Written request: Report how many lines in the records below contain the word "أحمد". Give only the number.

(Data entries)
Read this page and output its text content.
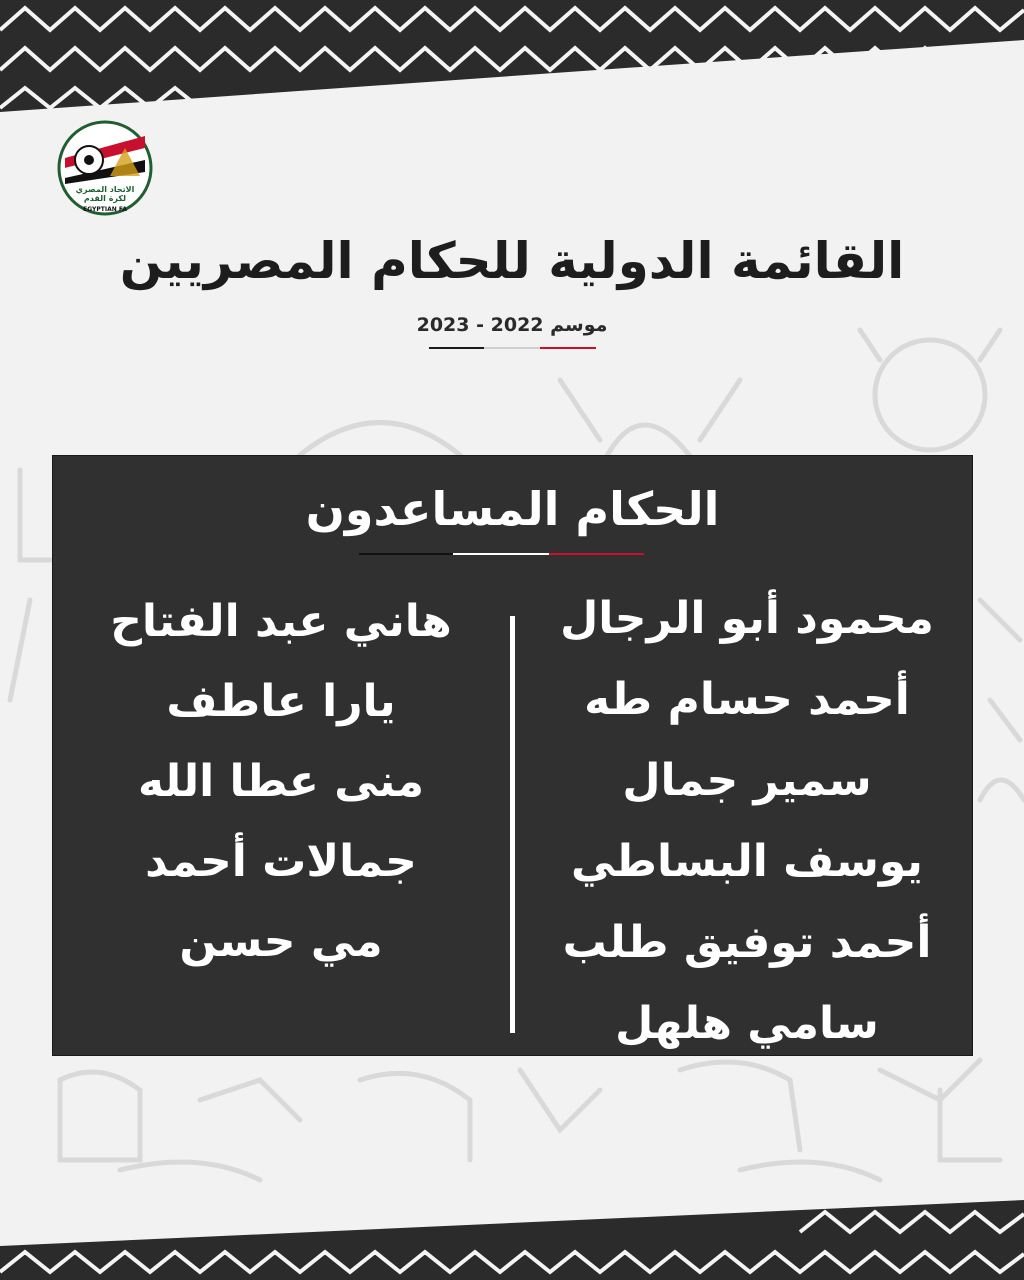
الاتحاد المصري
لكرة القدم
EGYPTIAN FA
القائمة الدولية للحكام المصريين
موسم 2022 - 2023
الحكام المساعدون
محمود أبو الرجال
أحمد حسام طه
سمير جمال
يوسف البساطي
أحمد توفيق طلب
سامي هلهل
هاني عبد الفتاح
يارا عاطف
منى عطا الله
جمالات أحمد
مي حسن
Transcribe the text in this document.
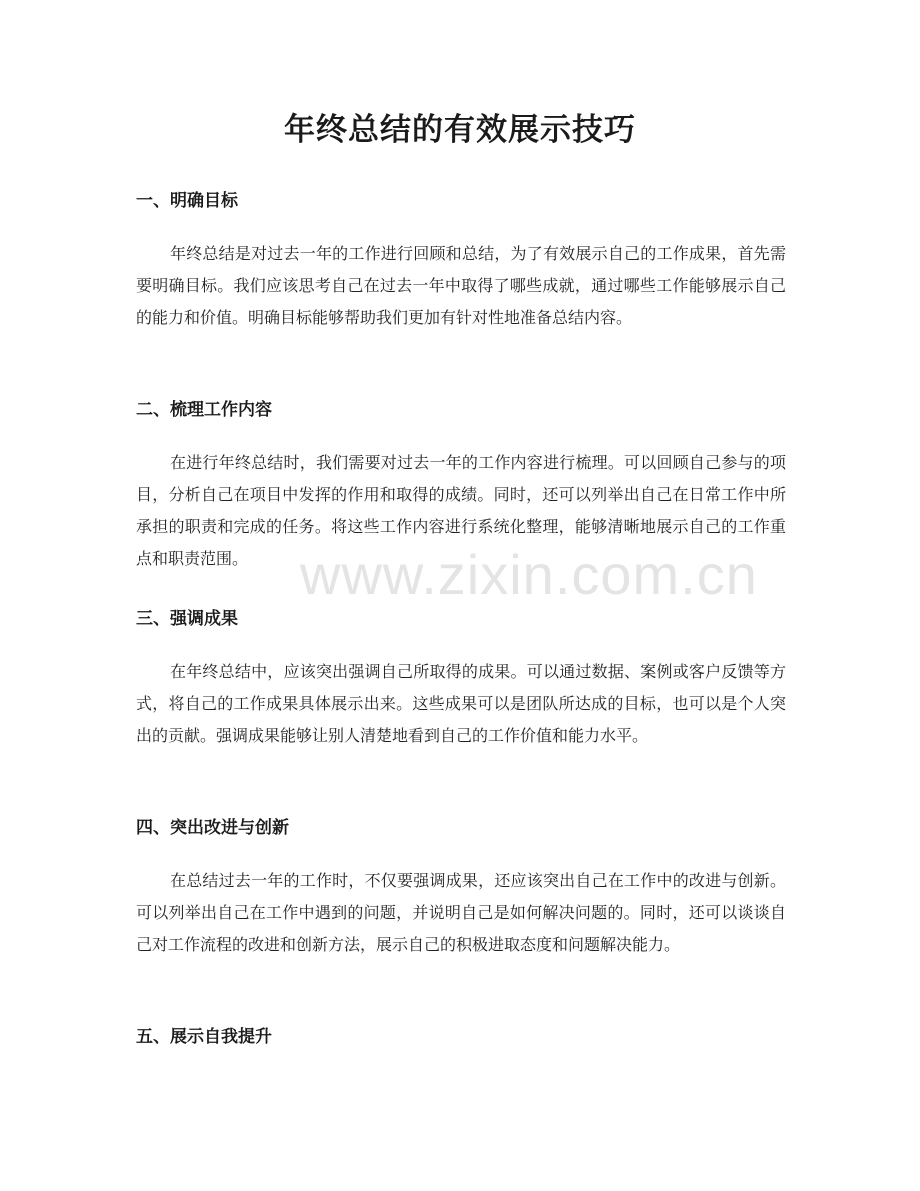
年终总结的有效展示技巧
一、明确目标

年终总结是对过去一年的工作进行回顾和总结，为了有效展示自己的工作成果，首先需要明确目标。我们应该思考自己在过去一年中取得了哪些成就，通过哪些工作能够展示自己的能力和价值。明确目标能够帮助我们更加有针对性地准备总结内容。

二、梳理工作内容

在进行年终总结时，我们需要对过去一年的工作内容进行梳理。可以回顾自己参与的项目，分析自己在项目中发挥的作用和取得的成绩。同时，还可以列举出自己在日常工作中所承担的职责和完成的任务。将这些工作内容进行系统化整理，能够清晰地展示自己的工作重点和职责范围。

三、强调成果

在年终总结中，应该突出强调自己所取得的成果。可以通过数据、案例或客户反馈等方式，将自己的工作成果具体展示出来。这些成果可以是团队所达成的目标，也可以是个人突出的贡献。强调成果能够让别人清楚地看到自己的工作价值和能力水平。

四、突出改进与创新

在总结过去一年的工作时，不仅要强调成果，还应该突出自己在工作中的改进与创新。可以列举出自己在工作中遇到的问题，并说明自己是如何解决问题的。同时，还可以谈谈自己对工作流程的改进和创新方法，展示自己的积极进取态度和问题解决能力。

五、展示自我提升
www.zixin.com.cn
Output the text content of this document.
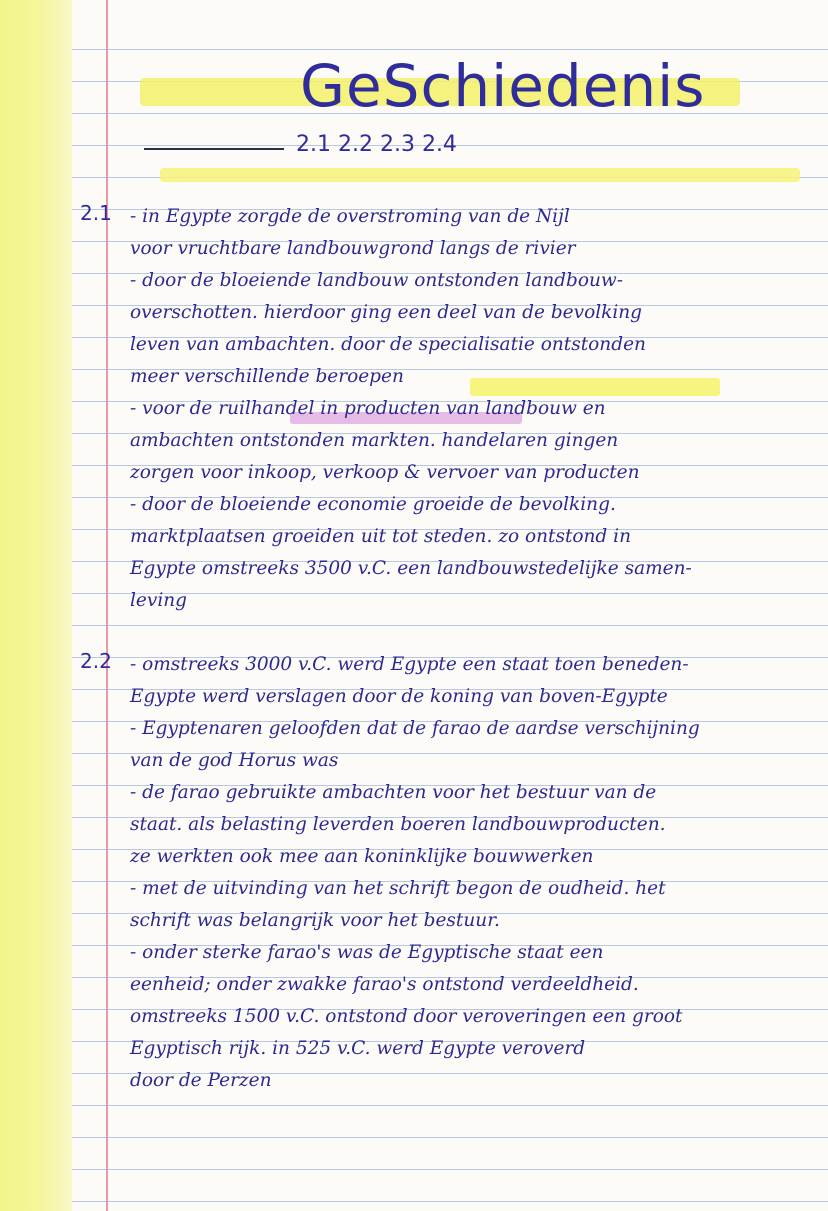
GeSchiedenis
2.1 2.2 2.3 2.4
2.1 - in Egypte zorgde de overstroming van de Nijl
voor vruchtbare landbouwgrond langs de rivier
- door de bloeiende landbouw ontstonden landbouw-
overschotten. hierdoor ging een deel van de bevolking
leven van ambachten. door de specialisatie ontstonden
meer verschillende beroepen
- voor de ruilhandel in producten van landbouw en
ambachten ontstonden markten. handelaren gingen
zorgen voor inkoop, verkoop & vervoer van producten
- door de bloeiende economie groeide de bevolking.
marktplaatsen groeiden uit tot steden. zo ontstond in
Egypte omstreeks 3500 v.C. een landbouwstedelijke samen-
leving
2.2 - omstreeks 3000 v.C. werd Egypte een staat toen beneden-
Egypte werd verslagen door de koning van boven-Egypte
- Egyptenaren geloofden dat de farao de aardse verschijning
van de god Horus was
- de farao gebruikte ambachten voor het bestuur van de
staat. als belasting leverden boeren landbouwproducten.
ze werkten ook mee aan koninklijke bouwwerken
- met de uitvinding van het schrift begon de oudheid. het
schrift was belangrijk voor het bestuur.
- onder sterke farao's was de Egyptische staat een
eenheid; onder zwakke farao's ontstond verdeeldheid.
omstreeks 1500 v.C. ontstond door veroveringen een groot
Egyptisch rijk. in 525 v.C. werd Egypte veroverd
door de Perzen
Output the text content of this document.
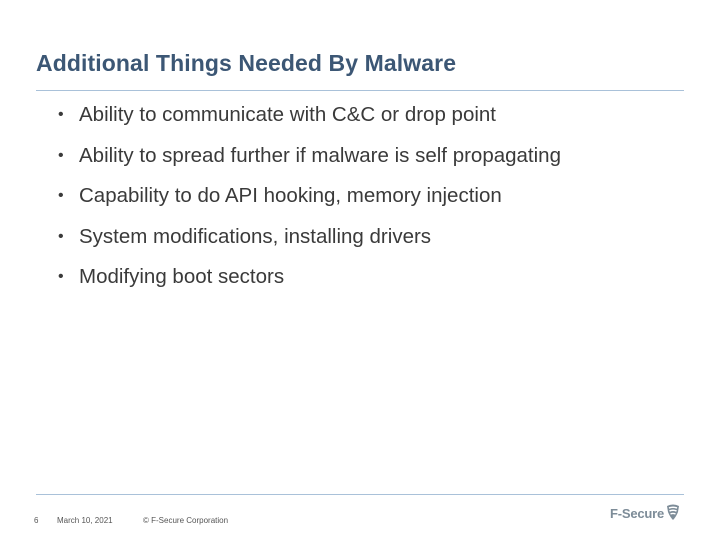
Additional Things Needed By Malware
• Ability to communicate with C&C or drop point
• Ability to spread further if malware is self propagating
• Capability to do API hooking, memory injection
• System modifications, installing drivers
• Modifying boot sectors
6 March 10, 2021	© F-Secure Corporation	F-Secure
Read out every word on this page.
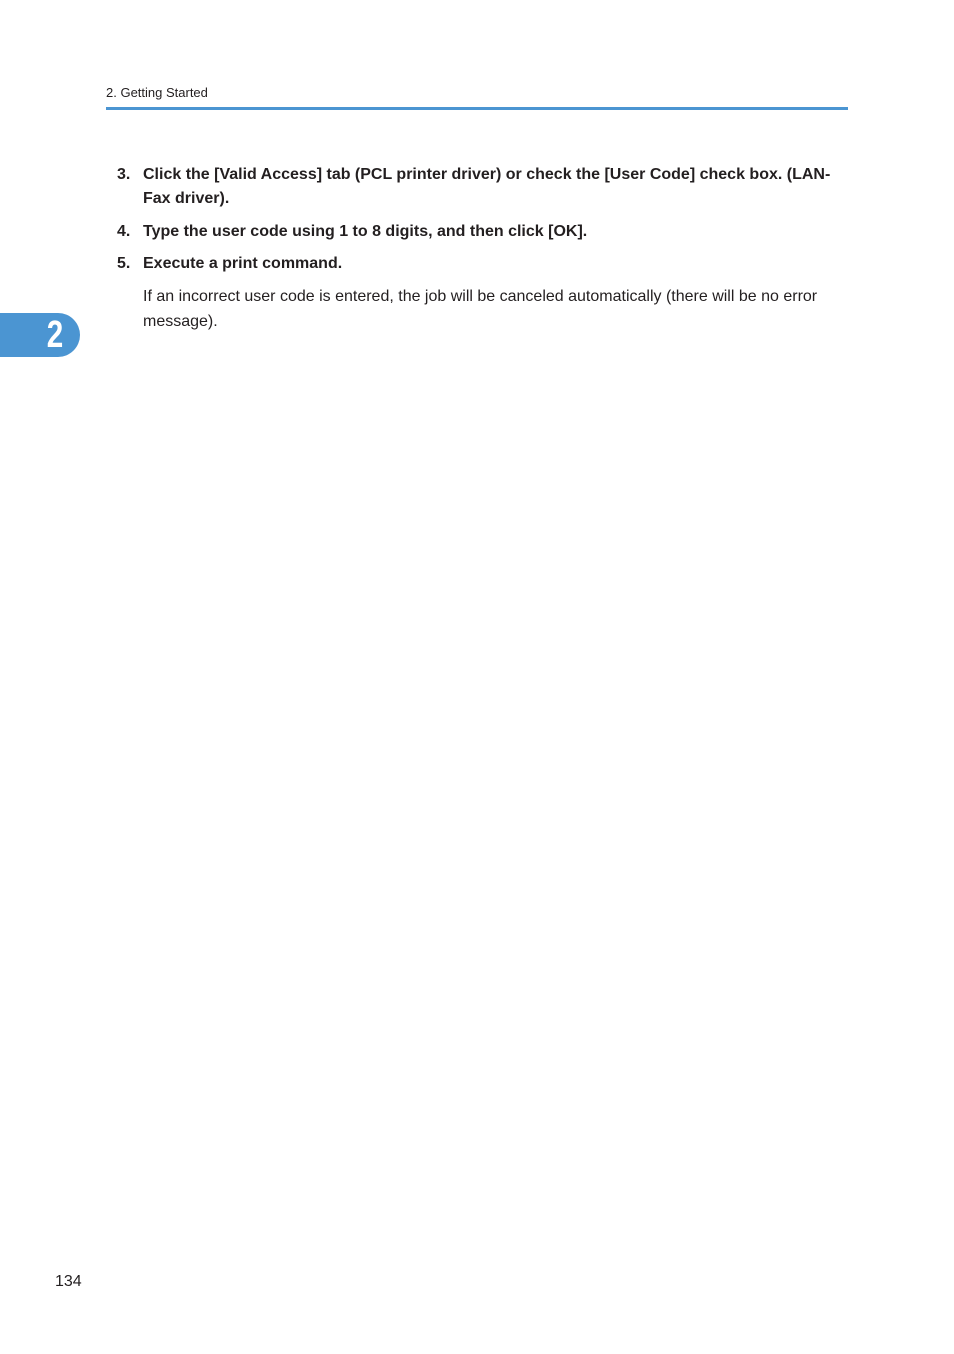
2. Getting Started
2
3. Click the [Valid Access] tab (PCL printer driver) or check the [User Code] check box. (LAN-Fax driver).
4. Type the user code using 1 to 8 digits, and then click [OK].
5. Execute a print command.
If an incorrect user code is entered, the job will be canceled automatically (there will be no error message).
134
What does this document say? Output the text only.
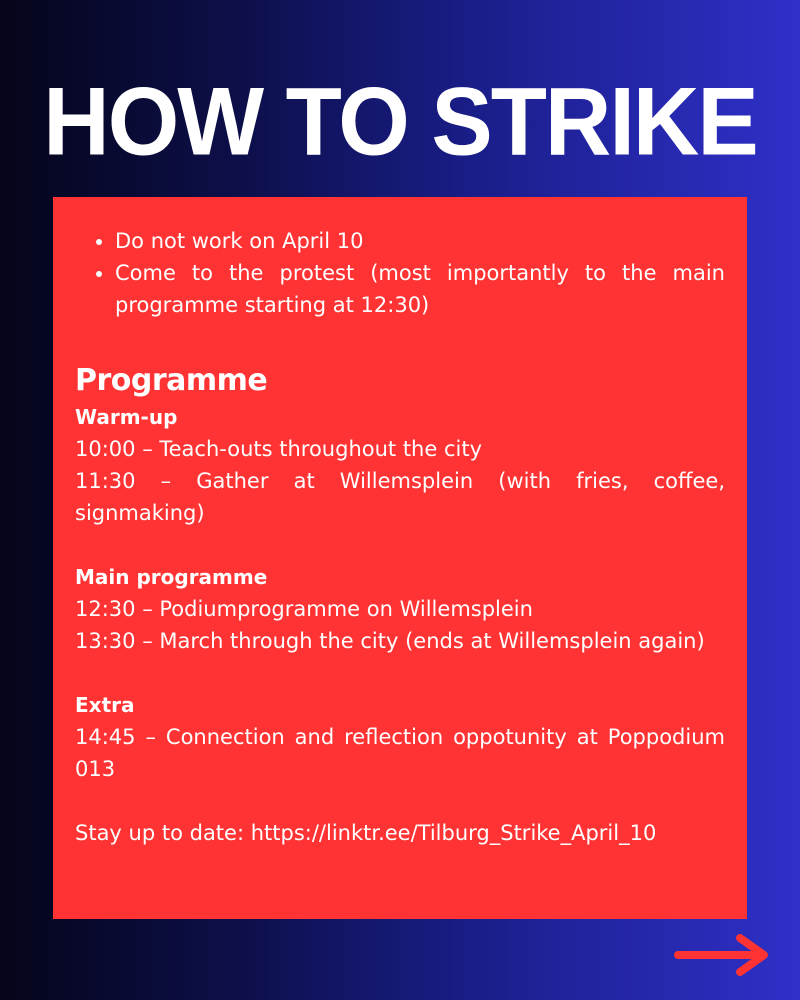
HOW TO STRIKE
• Do not work on April 10
• Come to the protest (most importantly to the main programme starting at 12:30)
Programme
Warm-up
10:00 – Teach-outs throughout the city
11:30 – Gather at Willemsplein (with fries, coffee, signmaking)
Main programme
12:30 – Podiumprogramme on Willemsplein
13:30 – March through the city (ends at Willemsplein again)
Extra
14:45 – Connection and reflection oppotunity at Poppodium 013
Stay up to date: https://linktr.ee/Tilburg_Strike_April_10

Exercise result: 3